• Problem to solve:
Render each line of the rows below as a numbered list, leaving out any blank lines.

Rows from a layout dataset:

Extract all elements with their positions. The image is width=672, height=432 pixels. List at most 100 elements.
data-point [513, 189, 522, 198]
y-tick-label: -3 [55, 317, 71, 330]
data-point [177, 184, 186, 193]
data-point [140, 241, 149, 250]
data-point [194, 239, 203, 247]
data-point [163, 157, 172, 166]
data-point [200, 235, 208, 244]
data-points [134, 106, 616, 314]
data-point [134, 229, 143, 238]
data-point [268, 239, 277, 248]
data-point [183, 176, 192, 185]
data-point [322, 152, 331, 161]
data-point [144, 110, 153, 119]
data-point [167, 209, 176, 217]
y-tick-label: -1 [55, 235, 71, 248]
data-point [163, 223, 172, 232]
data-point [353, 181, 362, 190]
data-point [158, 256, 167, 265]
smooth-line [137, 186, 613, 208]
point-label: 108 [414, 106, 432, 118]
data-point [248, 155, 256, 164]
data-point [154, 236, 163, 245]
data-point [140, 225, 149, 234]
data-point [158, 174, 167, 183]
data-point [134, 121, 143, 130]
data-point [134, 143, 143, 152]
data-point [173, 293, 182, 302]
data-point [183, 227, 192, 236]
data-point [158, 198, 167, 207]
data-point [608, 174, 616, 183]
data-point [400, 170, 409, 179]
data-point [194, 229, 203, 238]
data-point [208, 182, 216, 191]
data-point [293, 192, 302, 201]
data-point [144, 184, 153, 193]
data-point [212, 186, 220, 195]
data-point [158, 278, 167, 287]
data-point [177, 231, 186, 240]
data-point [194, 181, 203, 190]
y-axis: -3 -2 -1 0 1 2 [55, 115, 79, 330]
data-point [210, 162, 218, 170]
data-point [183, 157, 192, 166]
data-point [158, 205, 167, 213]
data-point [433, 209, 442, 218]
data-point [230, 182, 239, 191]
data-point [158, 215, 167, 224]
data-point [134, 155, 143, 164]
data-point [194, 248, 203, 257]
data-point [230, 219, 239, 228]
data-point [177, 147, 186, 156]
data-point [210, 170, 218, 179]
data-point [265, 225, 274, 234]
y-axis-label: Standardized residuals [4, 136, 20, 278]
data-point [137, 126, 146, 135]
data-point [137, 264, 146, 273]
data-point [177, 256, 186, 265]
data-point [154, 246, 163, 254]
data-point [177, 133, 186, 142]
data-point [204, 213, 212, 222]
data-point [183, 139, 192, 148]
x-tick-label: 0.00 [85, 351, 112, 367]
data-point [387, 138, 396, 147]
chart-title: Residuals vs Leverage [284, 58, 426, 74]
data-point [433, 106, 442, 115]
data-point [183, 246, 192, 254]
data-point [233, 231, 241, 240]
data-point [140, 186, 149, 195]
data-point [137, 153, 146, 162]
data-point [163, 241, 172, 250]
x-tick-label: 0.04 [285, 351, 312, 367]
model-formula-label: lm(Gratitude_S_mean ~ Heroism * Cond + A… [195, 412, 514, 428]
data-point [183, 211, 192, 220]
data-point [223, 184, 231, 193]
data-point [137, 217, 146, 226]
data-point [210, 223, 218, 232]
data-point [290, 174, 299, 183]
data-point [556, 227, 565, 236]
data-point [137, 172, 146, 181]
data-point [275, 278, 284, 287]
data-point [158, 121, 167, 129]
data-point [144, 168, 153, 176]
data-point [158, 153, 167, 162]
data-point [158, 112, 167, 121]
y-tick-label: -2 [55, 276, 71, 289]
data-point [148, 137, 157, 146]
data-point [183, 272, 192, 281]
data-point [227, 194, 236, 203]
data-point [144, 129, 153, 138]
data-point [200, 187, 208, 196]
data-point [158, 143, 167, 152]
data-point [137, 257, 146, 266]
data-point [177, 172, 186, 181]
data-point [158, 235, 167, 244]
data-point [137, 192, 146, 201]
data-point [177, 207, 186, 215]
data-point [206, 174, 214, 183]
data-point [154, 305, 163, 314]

• Expected answer:
1. Extract all elements with their positions. The image is width=672, height=432 pixels. List at most 100 elements.
2. data-point [513, 189, 522, 198]
3. y-tick-label: -3 [55, 317, 71, 330]
4. data-point [177, 184, 186, 193]
5. data-point [140, 241, 149, 250]
6. data-point [194, 239, 203, 247]
7. data-point [163, 157, 172, 166]
8. data-point [200, 235, 208, 244]
9. data-points [134, 106, 616, 314]
10. data-point [134, 229, 143, 238]
11. data-point [268, 239, 277, 248]
12. data-point [183, 176, 192, 185]
13. data-point [322, 152, 331, 161]
14. data-point [144, 110, 153, 119]
15. data-point [167, 209, 176, 217]
16. y-tick-label: -1 [55, 235, 71, 248]
17. data-point [163, 223, 172, 232]
18. data-point [353, 181, 362, 190]
19. data-point [158, 256, 167, 265]
20. smooth-line [137, 186, 613, 208]
21. point-label: 108 [414, 106, 432, 118]
22. data-point [248, 155, 256, 164]
23. data-point [154, 236, 163, 245]
24. data-point [140, 225, 149, 234]
25. data-point [158, 174, 167, 183]
26. data-point [134, 121, 143, 130]
27. data-point [134, 143, 143, 152]
28. data-point [173, 293, 182, 302]
29. data-point [183, 227, 192, 236]
30. data-point [158, 198, 167, 207]
31. data-point [608, 174, 616, 183]
32. data-point [400, 170, 409, 179]
33. data-point [194, 229, 203, 238]
34. data-point [208, 182, 216, 191]
35. data-point [293, 192, 302, 201]
36. data-point [144, 184, 153, 193]
37. data-point [212, 186, 220, 195]
38. data-point [158, 278, 167, 287]
39. data-point [177, 231, 186, 240]
40. data-point [194, 181, 203, 190]
41. y-axis: -3 -2 -1 0 1 2 [55, 115, 79, 330]
42. data-point [210, 162, 218, 170]
43. data-point [183, 157, 192, 166]
44. data-point [158, 205, 167, 213]
45. data-point [433, 209, 442, 218]
46. data-point [230, 182, 239, 191]
47. data-point [158, 215, 167, 224]
48. data-point [134, 155, 143, 164]
49. data-point [194, 248, 203, 257]
50. data-point [230, 219, 239, 228]
51. data-point [177, 147, 186, 156]
52. data-point [210, 170, 218, 179]
53. data-point [265, 225, 274, 234]
54. y-axis-label: Standardized residuals [4, 136, 20, 278]
55. data-point [137, 126, 146, 135]
56. data-point [137, 264, 146, 273]
57. data-point [177, 256, 186, 265]
58. data-point [154, 246, 163, 254]
59. data-point [177, 133, 186, 142]
60. data-point [204, 213, 212, 222]
61. data-point [183, 139, 192, 148]
62. x-tick-label: 0.00 [85, 351, 112, 367]
63. data-point [387, 138, 396, 147]
64. chart-title: Residuals vs Leverage [284, 58, 426, 74]
65. data-point [433, 106, 442, 115]
66. data-point [183, 246, 192, 254]
67. data-point [233, 231, 241, 240]
68. data-point [140, 186, 149, 195]
69. data-point [137, 153, 146, 162]
70. data-point [163, 241, 172, 250]
71. x-tick-label: 0.04 [285, 351, 312, 367]
72. model-formula-label: lm(Gratitude_S_mean ~ Heroism * Cond + A… [195, 412, 514, 428]
73. data-point [183, 211, 192, 220]
74. data-point [223, 184, 231, 193]
75. data-point [137, 217, 146, 226]
76. data-point [210, 223, 218, 232]
77. data-point [290, 174, 299, 183]
78. data-point [556, 227, 565, 236]
79. data-point [137, 172, 146, 181]
80. data-point [275, 278, 284, 287]
81. data-point [158, 121, 167, 129]
82. data-point [144, 168, 153, 176]
83. data-point [158, 153, 167, 162]
84. data-point [158, 112, 167, 121]
85. y-tick-label: -2 [55, 276, 71, 289]
86. data-point [148, 137, 157, 146]
87. data-point [183, 272, 192, 281]
88. data-point [227, 194, 236, 203]
89. data-point [144, 129, 153, 138]
90. data-point [200, 187, 208, 196]
91. data-point [158, 143, 167, 152]
92. data-point [137, 257, 146, 266]
93. data-point [177, 172, 186, 181]
94. data-point [158, 235, 167, 244]
95. data-point [137, 192, 146, 201]
96. data-point [177, 207, 186, 215]
97. data-point [206, 174, 214, 183]
98. data-point [154, 305, 163, 314]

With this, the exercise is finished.